## Problem to work on
The listing below should be printed exactly, every line of it. Skip the pictures.

## Record excerpts
┌────────
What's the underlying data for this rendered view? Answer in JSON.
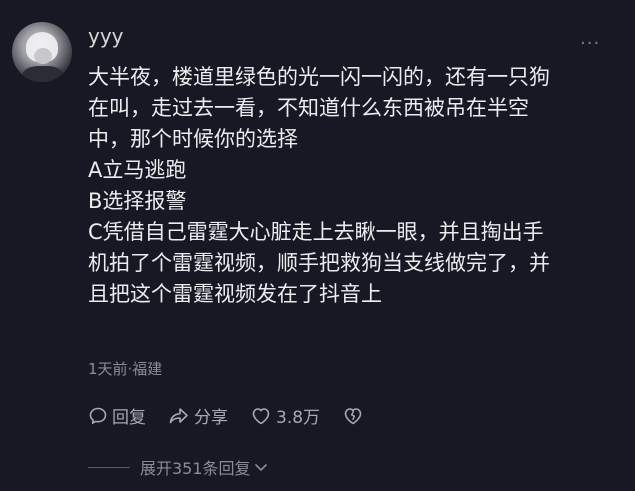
{
  "comment": {
    "username": "yyy",
    "lines": [
      "大半夜，楼道里绿色的光一闪一闪的，还有一只狗",
      "在叫，走过去一看，不知道什么东西被吊在半空",
      "中，那个时候你的选择",
      "A立马逃跑",
      "B选择报警",
      "C凭借自己雷霆大心脏走上去瞅一眼，并且掏出手",
      "机拍了个雷霆视频，顺手把救狗当支线做完了，并",
      "且把这个雷霆视频发在了抖音上"
    ],
    "meta": "1天前·福建",
    "actions": {
      "reply": "回复",
      "share": "分享",
      "likes": "3.8万"
    },
    "expand": "展开351条回复"
  },
  "icons": {
    "more": "more-dots-icon",
    "reply": "speech-bubble-icon",
    "share": "share-arrow-icon",
    "like": "heart-icon",
    "dislike": "broken-heart-icon",
    "expand": "chevron-down-icon"
  },
  "colors": {
    "background": "#161823",
    "text": "#ececef",
    "muted": "#8b8c94"
  }
}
└────────
## Response for this exercise
What's the underlying data for this rendered view? Answer in JSON.
{
  "comment": {
    "username": "yyy",
    "lines": [
      "大半夜，楼道里绿色的光一闪一闪的，还有一只狗",
      "在叫，走过去一看，不知道什么东西被吊在半空",
      "中，那个时候你的选择",
      "A立马逃跑",
      "B选择报警",
      "C凭借自己雷霆大心脏走上去瞅一眼，并且掏出手",
      "机拍了个雷霆视频，顺手把救狗当支线做完了，并",
      "且把这个雷霆视频发在了抖音上"
    ],
    "meta": "1天前·福建",
    "actions": {
      "reply": "回复",
      "share": "分享",
      "likes": "3.8万"
    },
    "expand": "展开351条回复"
  },
  "icons": {
    "more": "more-dots-icon",
    "reply": "speech-bubble-icon",
    "share": "share-arrow-icon",
    "like": "heart-icon",
    "dislike": "broken-heart-icon",
    "expand": "chevron-down-icon"
  },
  "colors": {
    "background": "#161823",
    "text": "#ececef",
    "muted": "#8b8c94"
  }
}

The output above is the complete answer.